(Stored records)
——————————
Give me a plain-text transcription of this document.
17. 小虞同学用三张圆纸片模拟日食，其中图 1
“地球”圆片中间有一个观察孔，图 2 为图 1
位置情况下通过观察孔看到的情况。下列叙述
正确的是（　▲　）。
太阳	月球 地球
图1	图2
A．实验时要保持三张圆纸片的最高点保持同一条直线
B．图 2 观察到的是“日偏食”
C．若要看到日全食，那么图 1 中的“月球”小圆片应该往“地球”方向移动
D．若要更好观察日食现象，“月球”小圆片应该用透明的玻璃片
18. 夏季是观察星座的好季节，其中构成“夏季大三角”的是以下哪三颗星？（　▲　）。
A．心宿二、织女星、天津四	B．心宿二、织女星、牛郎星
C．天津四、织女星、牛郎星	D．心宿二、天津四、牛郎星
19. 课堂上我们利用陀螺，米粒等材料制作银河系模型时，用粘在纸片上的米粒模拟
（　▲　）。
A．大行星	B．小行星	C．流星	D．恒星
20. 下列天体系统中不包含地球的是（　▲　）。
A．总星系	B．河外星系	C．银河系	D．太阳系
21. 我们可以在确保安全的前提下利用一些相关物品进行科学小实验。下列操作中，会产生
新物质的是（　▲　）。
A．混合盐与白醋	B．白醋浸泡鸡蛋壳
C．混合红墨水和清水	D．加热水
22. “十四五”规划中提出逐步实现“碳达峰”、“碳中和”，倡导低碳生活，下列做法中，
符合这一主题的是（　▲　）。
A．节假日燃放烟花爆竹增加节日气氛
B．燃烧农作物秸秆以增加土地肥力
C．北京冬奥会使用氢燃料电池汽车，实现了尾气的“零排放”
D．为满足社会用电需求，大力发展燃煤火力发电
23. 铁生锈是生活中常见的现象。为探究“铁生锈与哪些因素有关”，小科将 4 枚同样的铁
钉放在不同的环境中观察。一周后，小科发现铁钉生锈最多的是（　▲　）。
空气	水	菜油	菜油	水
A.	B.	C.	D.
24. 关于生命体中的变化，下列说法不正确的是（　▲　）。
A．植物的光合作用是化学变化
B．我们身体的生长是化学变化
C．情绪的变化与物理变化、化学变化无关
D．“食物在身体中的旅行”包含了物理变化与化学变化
——————————
> Stated problem
Repeat the records above exactly, from the first line to the last.

> Response to this exercise
Give me a plain-text transcription of this document.
17. 小虞同学用三张圆纸片模拟日食，其中图 1
“地球”圆片中间有一个观察孔，图 2 为图 1
位置情况下通过观察孔看到的情况。下列叙述
正确的是（　▲　）。
太阳	月球 地球
图1	图2
A．实验时要保持三张圆纸片的最高点保持同一条直线
B．图 2 观察到的是“日偏食”
C．若要看到日全食，那么图 1 中的“月球”小圆片应该往“地球”方向移动
D．若要更好观察日食现象，“月球”小圆片应该用透明的玻璃片
18. 夏季是观察星座的好季节，其中构成“夏季大三角”的是以下哪三颗星？（　▲　）。
A．心宿二、织女星、天津四	B．心宿二、织女星、牛郎星
C．天津四、织女星、牛郎星	D．心宿二、天津四、牛郎星
19. 课堂上我们利用陀螺，米粒等材料制作银河系模型时，用粘在纸片上的米粒模拟
（　▲　）。
A．大行星	B．小行星	C．流星	D．恒星
20. 下列天体系统中不包含地球的是（　▲　）。
A．总星系	B．河外星系	C．银河系	D．太阳系
21. 我们可以在确保安全的前提下利用一些相关物品进行科学小实验。下列操作中，会产生
新物质的是（　▲　）。
A．混合盐与白醋	B．白醋浸泡鸡蛋壳
C．混合红墨水和清水	D．加热水
22. “十四五”规划中提出逐步实现“碳达峰”、“碳中和”，倡导低碳生活，下列做法中，
符合这一主题的是（　▲　）。
A．节假日燃放烟花爆竹增加节日气氛
B．燃烧农作物秸秆以增加土地肥力
C．北京冬奥会使用氢燃料电池汽车，实现了尾气的“零排放”
D．为满足社会用电需求，大力发展燃煤火力发电
23. 铁生锈是生活中常见的现象。为探究“铁生锈与哪些因素有关”，小科将 4 枚同样的铁
钉放在不同的环境中观察。一周后，小科发现铁钉生锈最多的是（　▲　）。
空气	水	菜油	菜油	水
A.	B.	C.	D.
24. 关于生命体中的变化，下列说法不正确的是（　▲　）。
A．植物的光合作用是化学变化
B．我们身体的生长是化学变化
C．情绪的变化与物理变化、化学变化无关
D．“食物在身体中的旅行”包含了物理变化与化学变化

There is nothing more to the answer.